• **Your goal**
All records below must be retyped exactly.

• **Saved data entries**
>> START
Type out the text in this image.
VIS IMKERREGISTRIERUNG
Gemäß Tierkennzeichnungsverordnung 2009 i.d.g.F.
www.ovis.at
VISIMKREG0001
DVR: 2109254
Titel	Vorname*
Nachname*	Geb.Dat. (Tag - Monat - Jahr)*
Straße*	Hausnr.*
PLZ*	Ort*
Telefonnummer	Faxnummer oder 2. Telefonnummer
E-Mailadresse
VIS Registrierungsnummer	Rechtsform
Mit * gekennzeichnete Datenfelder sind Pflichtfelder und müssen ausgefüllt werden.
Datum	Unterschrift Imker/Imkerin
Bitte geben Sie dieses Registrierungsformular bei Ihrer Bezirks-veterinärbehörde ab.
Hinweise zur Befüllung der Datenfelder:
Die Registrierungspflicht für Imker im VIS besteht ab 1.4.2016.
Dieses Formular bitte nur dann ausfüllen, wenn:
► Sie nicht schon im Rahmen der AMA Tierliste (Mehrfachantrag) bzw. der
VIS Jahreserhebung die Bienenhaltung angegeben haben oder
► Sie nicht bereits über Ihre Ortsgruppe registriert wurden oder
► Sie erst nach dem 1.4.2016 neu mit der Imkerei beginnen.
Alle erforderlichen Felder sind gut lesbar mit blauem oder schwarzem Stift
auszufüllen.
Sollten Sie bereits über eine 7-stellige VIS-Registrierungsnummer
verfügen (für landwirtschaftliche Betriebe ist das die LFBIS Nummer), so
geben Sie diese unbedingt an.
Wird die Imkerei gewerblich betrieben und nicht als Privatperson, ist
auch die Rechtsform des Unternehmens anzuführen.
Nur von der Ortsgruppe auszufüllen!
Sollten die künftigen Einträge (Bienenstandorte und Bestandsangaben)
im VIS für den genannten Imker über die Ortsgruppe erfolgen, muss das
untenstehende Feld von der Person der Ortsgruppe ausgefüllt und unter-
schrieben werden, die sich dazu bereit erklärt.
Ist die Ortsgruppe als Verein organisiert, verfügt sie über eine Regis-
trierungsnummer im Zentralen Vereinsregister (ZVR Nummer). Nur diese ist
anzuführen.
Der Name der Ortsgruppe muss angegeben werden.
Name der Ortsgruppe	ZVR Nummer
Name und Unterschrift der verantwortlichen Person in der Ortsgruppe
>> END
• **Correct result**
Type out the text in this image.
VIS IMKERREGISTRIERUNG
Gemäß Tierkennzeichnungsverordnung 2009 i.d.g.F.
www.ovis.at
VISIMKREG0001
DVR: 2109254
Titel	Vorname*
Nachname*	Geb.Dat. (Tag - Monat - Jahr)*
Straße*	Hausnr.*
PLZ*	Ort*
Telefonnummer	Faxnummer oder 2. Telefonnummer
E-Mailadresse
VIS Registrierungsnummer	Rechtsform
Mit * gekennzeichnete Datenfelder sind Pflichtfelder und müssen ausgefüllt werden.
Datum	Unterschrift Imker/Imkerin
Bitte geben Sie dieses Registrierungsformular bei Ihrer Bezirks-veterinärbehörde ab.
Hinweise zur Befüllung der Datenfelder:
Die Registrierungspflicht für Imker im VIS besteht ab 1.4.2016.
Dieses Formular bitte nur dann ausfüllen, wenn:
► Sie nicht schon im Rahmen der AMA Tierliste (Mehrfachantrag) bzw. der
VIS Jahreserhebung die Bienenhaltung angegeben haben oder
► Sie nicht bereits über Ihre Ortsgruppe registriert wurden oder
► Sie erst nach dem 1.4.2016 neu mit der Imkerei beginnen.
Alle erforderlichen Felder sind gut lesbar mit blauem oder schwarzem Stift
auszufüllen.
Sollten Sie bereits über eine 7-stellige VIS-Registrierungsnummer
verfügen (für landwirtschaftliche Betriebe ist das die LFBIS Nummer), so
geben Sie diese unbedingt an.
Wird die Imkerei gewerblich betrieben und nicht als Privatperson, ist
auch die Rechtsform des Unternehmens anzuführen.
Nur von der Ortsgruppe auszufüllen!
Sollten die künftigen Einträge (Bienenstandorte und Bestandsangaben)
im VIS für den genannten Imker über die Ortsgruppe erfolgen, muss das
untenstehende Feld von der Person der Ortsgruppe ausgefüllt und unter-
schrieben werden, die sich dazu bereit erklärt.
Ist die Ortsgruppe als Verein organisiert, verfügt sie über eine Regis-
trierungsnummer im Zentralen Vereinsregister (ZVR Nummer). Nur diese ist
anzuführen.
Der Name der Ortsgruppe muss angegeben werden.
Name der Ortsgruppe	ZVR Nummer
Name und Unterschrift der verantwortlichen Person in der Ortsgruppe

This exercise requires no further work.